SET TASK: Filter the entries and keep only the lines where the string "title" appears.

THE DATA:
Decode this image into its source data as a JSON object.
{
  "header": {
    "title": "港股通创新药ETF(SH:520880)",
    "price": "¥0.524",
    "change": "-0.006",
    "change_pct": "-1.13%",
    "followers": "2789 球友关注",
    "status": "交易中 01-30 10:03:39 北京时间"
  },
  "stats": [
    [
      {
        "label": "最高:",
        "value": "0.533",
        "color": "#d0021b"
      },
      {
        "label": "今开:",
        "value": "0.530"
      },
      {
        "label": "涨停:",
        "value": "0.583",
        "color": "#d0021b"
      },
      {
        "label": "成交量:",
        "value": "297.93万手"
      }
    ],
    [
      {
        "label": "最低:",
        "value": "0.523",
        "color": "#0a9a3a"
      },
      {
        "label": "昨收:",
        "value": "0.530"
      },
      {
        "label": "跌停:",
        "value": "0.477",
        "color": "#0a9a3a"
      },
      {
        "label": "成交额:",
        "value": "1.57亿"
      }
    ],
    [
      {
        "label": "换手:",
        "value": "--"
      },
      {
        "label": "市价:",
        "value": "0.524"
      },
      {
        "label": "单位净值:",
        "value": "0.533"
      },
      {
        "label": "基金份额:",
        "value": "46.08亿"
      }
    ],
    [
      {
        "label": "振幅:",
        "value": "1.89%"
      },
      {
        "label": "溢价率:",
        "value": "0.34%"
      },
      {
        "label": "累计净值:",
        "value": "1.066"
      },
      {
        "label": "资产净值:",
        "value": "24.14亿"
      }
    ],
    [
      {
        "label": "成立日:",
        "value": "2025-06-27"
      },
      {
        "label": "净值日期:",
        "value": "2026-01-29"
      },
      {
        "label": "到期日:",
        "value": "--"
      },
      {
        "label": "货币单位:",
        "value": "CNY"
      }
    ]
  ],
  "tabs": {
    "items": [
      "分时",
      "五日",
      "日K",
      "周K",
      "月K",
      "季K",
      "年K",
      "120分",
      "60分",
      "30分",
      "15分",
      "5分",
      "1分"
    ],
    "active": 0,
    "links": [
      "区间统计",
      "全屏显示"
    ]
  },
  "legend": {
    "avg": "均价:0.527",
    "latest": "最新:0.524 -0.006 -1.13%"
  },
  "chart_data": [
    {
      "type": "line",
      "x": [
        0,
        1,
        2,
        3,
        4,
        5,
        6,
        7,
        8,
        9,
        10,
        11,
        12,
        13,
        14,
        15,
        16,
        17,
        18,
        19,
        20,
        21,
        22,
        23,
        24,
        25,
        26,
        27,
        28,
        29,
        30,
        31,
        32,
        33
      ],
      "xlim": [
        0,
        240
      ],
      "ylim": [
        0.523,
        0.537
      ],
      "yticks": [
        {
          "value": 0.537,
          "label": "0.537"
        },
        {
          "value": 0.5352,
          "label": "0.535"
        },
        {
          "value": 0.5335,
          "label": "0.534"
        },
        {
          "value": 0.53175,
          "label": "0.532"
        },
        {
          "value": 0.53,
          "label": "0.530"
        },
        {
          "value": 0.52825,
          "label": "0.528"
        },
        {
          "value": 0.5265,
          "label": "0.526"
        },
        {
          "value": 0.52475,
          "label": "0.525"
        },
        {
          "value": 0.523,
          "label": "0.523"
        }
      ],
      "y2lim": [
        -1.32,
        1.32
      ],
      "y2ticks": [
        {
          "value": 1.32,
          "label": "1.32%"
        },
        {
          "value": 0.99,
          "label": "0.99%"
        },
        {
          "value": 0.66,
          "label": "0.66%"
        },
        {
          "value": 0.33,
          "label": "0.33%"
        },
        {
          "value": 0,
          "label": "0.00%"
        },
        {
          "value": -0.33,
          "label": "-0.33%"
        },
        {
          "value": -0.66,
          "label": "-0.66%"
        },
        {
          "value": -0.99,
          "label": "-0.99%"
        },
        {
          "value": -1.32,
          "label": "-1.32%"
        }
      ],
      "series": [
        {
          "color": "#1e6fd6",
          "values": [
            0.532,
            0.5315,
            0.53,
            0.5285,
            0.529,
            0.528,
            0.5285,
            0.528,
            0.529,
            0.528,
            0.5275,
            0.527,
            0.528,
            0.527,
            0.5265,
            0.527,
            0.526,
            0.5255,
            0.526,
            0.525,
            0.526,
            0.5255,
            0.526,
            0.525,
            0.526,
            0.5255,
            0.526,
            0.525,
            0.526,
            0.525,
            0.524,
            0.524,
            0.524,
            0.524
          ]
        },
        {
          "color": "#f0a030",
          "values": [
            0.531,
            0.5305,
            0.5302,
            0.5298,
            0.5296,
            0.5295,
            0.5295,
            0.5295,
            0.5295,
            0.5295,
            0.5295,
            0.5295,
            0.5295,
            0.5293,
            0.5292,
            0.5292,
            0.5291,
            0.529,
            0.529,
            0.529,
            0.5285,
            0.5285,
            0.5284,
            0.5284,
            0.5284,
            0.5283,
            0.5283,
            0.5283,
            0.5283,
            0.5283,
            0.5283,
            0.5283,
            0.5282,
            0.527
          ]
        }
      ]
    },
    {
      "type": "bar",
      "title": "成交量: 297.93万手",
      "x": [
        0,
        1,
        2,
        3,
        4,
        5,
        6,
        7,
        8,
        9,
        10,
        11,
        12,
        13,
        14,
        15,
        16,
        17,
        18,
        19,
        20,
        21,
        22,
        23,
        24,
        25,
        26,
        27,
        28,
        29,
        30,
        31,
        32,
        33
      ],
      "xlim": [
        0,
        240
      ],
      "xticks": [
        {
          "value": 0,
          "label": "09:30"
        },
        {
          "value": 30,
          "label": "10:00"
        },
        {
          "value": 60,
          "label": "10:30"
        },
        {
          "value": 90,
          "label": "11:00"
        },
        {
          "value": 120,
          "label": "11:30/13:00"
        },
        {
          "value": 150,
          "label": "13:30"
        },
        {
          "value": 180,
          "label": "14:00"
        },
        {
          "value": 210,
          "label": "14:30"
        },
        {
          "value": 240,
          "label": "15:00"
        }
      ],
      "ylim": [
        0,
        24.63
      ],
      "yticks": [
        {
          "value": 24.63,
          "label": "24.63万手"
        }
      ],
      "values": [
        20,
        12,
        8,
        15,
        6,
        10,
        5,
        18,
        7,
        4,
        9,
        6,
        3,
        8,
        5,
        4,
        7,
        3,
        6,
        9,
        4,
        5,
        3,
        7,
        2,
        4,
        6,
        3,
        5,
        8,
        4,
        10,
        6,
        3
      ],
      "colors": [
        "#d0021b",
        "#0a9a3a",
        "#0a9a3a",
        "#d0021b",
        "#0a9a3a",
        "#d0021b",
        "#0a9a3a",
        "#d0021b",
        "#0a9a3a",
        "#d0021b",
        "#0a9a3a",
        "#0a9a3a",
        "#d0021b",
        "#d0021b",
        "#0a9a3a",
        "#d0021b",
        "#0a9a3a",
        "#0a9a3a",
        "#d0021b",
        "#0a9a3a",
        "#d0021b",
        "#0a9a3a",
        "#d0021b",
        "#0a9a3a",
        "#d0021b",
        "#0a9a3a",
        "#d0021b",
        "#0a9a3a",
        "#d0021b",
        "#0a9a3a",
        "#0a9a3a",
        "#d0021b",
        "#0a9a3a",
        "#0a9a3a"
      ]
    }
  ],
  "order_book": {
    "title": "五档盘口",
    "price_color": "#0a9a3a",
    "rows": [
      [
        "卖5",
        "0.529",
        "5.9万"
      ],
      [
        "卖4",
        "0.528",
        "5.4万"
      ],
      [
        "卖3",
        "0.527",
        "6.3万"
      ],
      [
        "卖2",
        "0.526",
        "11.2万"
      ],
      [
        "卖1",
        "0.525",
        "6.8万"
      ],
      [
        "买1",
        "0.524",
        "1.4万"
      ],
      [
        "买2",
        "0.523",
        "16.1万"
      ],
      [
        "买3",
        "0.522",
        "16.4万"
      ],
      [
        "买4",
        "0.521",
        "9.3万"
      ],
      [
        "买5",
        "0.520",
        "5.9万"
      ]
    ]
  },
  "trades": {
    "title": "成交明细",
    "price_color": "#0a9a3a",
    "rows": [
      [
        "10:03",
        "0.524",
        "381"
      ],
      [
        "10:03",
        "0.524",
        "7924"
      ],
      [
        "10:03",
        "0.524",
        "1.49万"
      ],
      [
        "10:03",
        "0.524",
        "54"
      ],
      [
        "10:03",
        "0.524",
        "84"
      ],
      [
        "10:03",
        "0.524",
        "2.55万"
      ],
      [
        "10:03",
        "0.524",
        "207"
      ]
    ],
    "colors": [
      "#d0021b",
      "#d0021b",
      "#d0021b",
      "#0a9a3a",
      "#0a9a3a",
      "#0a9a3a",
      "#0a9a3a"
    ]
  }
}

RESPONSE FOR THIS EXERCISE:
    "title": "港股通创新药ETF(SH:520880)",
      "title": "成交量: 297.93万手",
    "title": "五档盘口",
    "title": "成交明细",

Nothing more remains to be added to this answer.